Each entry below must be repeated word for word.

-- Begin Material shown --

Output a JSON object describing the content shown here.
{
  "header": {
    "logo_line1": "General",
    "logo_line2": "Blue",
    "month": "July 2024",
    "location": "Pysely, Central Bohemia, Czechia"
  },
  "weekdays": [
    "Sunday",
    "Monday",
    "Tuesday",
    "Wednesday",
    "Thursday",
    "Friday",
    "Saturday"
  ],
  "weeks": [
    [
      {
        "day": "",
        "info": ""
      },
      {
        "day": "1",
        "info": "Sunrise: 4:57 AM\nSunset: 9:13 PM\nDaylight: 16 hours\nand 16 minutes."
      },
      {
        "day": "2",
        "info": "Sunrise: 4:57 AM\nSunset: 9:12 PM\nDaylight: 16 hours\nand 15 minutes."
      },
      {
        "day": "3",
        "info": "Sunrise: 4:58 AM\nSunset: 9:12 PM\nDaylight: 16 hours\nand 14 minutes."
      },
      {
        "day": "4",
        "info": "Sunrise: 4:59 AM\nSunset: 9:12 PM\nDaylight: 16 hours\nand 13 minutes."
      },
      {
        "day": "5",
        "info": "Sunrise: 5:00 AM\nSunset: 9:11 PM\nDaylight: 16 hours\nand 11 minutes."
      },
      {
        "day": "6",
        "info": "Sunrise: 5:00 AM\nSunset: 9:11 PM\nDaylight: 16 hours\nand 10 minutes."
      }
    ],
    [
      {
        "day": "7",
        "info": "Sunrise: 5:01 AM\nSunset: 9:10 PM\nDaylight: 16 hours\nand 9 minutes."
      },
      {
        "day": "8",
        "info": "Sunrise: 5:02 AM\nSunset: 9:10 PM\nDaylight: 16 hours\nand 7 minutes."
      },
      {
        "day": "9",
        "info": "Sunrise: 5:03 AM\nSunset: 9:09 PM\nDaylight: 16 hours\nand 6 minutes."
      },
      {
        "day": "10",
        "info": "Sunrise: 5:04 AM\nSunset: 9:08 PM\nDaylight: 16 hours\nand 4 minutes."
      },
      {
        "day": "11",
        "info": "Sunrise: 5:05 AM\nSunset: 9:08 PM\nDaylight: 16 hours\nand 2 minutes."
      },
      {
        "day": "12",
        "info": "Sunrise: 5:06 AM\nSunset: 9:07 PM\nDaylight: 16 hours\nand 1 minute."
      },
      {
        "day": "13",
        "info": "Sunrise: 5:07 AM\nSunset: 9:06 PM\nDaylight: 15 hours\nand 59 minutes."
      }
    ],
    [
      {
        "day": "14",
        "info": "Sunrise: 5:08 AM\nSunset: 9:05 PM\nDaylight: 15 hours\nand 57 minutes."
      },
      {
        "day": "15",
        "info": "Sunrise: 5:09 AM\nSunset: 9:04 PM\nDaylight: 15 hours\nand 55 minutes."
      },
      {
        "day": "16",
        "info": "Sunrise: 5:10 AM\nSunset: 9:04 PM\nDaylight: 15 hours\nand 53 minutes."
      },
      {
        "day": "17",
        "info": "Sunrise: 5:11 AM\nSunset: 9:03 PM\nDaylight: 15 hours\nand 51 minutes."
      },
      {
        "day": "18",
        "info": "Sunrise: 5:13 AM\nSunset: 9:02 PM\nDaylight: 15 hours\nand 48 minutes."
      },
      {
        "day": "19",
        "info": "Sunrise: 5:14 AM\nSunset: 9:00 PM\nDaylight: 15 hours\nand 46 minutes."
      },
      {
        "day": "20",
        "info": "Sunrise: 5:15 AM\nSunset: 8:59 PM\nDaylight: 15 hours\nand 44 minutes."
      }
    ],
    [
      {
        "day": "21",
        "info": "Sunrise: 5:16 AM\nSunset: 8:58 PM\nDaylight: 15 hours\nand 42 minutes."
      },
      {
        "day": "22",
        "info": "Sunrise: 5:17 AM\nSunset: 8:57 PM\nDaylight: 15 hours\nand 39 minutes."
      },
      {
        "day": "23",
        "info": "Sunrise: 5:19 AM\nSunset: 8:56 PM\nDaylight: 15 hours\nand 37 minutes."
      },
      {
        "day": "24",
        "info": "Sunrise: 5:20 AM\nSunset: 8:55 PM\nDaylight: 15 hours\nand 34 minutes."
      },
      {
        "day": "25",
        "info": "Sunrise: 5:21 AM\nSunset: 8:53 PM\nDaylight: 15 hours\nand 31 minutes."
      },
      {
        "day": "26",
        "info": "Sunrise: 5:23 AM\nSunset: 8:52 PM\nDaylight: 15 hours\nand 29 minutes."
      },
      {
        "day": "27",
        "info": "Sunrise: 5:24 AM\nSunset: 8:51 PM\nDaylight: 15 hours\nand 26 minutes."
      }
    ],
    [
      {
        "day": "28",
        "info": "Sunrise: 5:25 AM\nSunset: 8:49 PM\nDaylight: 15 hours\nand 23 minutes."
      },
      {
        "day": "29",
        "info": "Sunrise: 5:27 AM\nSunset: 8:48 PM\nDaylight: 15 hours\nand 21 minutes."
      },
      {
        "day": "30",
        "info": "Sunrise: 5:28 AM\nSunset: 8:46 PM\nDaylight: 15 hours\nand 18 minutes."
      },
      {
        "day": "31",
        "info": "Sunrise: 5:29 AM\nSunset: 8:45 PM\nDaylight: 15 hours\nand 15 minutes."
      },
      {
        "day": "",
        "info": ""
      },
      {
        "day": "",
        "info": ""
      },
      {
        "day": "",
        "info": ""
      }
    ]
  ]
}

-- End Material shown --

Exercise response:
Output a JSON object describing the content shown here.
{
  "header": {
    "logo_line1": "General",
    "logo_line2": "Blue",
    "month": "July 2024",
    "location": "Pysely, Central Bohemia, Czechia"
  },
  "weekdays": [
    "Sunday",
    "Monday",
    "Tuesday",
    "Wednesday",
    "Thursday",
    "Friday",
    "Saturday"
  ],
  "weeks": [
    [
      {
        "day": "",
        "info": ""
      },
      {
        "day": "1",
        "info": "Sunrise: 4:57 AM\nSunset: 9:13 PM\nDaylight: 16 hours\nand 16 minutes."
      },
      {
        "day": "2",
        "info": "Sunrise: 4:57 AM\nSunset: 9:12 PM\nDaylight: 16 hours\nand 15 minutes."
      },
      {
        "day": "3",
        "info": "Sunrise: 4:58 AM\nSunset: 9:12 PM\nDaylight: 16 hours\nand 14 minutes."
      },
      {
        "day": "4",
        "info": "Sunrise: 4:59 AM\nSunset: 9:12 PM\nDaylight: 16 hours\nand 13 minutes."
      },
      {
        "day": "5",
        "info": "Sunrise: 5:00 AM\nSunset: 9:11 PM\nDaylight: 16 hours\nand 11 minutes."
      },
      {
        "day": "6",
        "info": "Sunrise: 5:00 AM\nSunset: 9:11 PM\nDaylight: 16 hours\nand 10 minutes."
      }
    ],
    [
      {
        "day": "7",
        "info": "Sunrise: 5:01 AM\nSunset: 9:10 PM\nDaylight: 16 hours\nand 9 minutes."
      },
      {
        "day": "8",
        "info": "Sunrise: 5:02 AM\nSunset: 9:10 PM\nDaylight: 16 hours\nand 7 minutes."
      },
      {
        "day": "9",
        "info": "Sunrise: 5:03 AM\nSunset: 9:09 PM\nDaylight: 16 hours\nand 6 minutes."
      },
      {
        "day": "10",
        "info": "Sunrise: 5:04 AM\nSunset: 9:08 PM\nDaylight: 16 hours\nand 4 minutes."
      },
      {
        "day": "11",
        "info": "Sunrise: 5:05 AM\nSunset: 9:08 PM\nDaylight: 16 hours\nand 2 minutes."
      },
      {
        "day": "12",
        "info": "Sunrise: 5:06 AM\nSunset: 9:07 PM\nDaylight: 16 hours\nand 1 minute."
      },
      {
        "day": "13",
        "info": "Sunrise: 5:07 AM\nSunset: 9:06 PM\nDaylight: 15 hours\nand 59 minutes."
      }
    ],
    [
      {
        "day": "14",
        "info": "Sunrise: 5:08 AM\nSunset: 9:05 PM\nDaylight: 15 hours\nand 57 minutes."
      },
      {
        "day": "15",
        "info": "Sunrise: 5:09 AM\nSunset: 9:04 PM\nDaylight: 15 hours\nand 55 minutes."
      },
      {
        "day": "16",
        "info": "Sunrise: 5:10 AM\nSunset: 9:04 PM\nDaylight: 15 hours\nand 53 minutes."
      },
      {
        "day": "17",
        "info": "Sunrise: 5:11 AM\nSunset: 9:03 PM\nDaylight: 15 hours\nand 51 minutes."
      },
      {
        "day": "18",
        "info": "Sunrise: 5:13 AM\nSunset: 9:02 PM\nDaylight: 15 hours\nand 48 minutes."
      },
      {
        "day": "19",
        "info": "Sunrise: 5:14 AM\nSunset: 9:00 PM\nDaylight: 15 hours\nand 46 minutes."
      },
      {
        "day": "20",
        "info": "Sunrise: 5:15 AM\nSunset: 8:59 PM\nDaylight: 15 hours\nand 44 minutes."
      }
    ],
    [
      {
        "day": "21",
        "info": "Sunrise: 5:16 AM\nSunset: 8:58 PM\nDaylight: 15 hours\nand 42 minutes."
      },
      {
        "day": "22",
        "info": "Sunrise: 5:17 AM\nSunset: 8:57 PM\nDaylight: 15 hours\nand 39 minutes."
      },
      {
        "day": "23",
        "info": "Sunrise: 5:19 AM\nSunset: 8:56 PM\nDaylight: 15 hours\nand 37 minutes."
      },
      {
        "day": "24",
        "info": "Sunrise: 5:20 AM\nSunset: 8:55 PM\nDaylight: 15 hours\nand 34 minutes."
      },
      {
        "day": "25",
        "info": "Sunrise: 5:21 AM\nSunset: 8:53 PM\nDaylight: 15 hours\nand 31 minutes."
      },
      {
        "day": "26",
        "info": "Sunrise: 5:23 AM\nSunset: 8:52 PM\nDaylight: 15 hours\nand 29 minutes."
      },
      {
        "day": "27",
        "info": "Sunrise: 5:24 AM\nSunset: 8:51 PM\nDaylight: 15 hours\nand 26 minutes."
      }
    ],
    [
      {
        "day": "28",
        "info": "Sunrise: 5:25 AM\nSunset: 8:49 PM\nDaylight: 15 hours\nand 23 minutes."
      },
      {
        "day": "29",
        "info": "Sunrise: 5:27 AM\nSunset: 8:48 PM\nDaylight: 15 hours\nand 21 minutes."
      },
      {
        "day": "30",
        "info": "Sunrise: 5:28 AM\nSunset: 8:46 PM\nDaylight: 15 hours\nand 18 minutes."
      },
      {
        "day": "31",
        "info": "Sunrise: 5:29 AM\nSunset: 8:45 PM\nDaylight: 15 hours\nand 15 minutes."
      },
      {
        "day": "",
        "info": ""
      },
      {
        "day": "",
        "info": ""
      },
      {
        "day": "",
        "info": ""
      }
    ]
  ]
}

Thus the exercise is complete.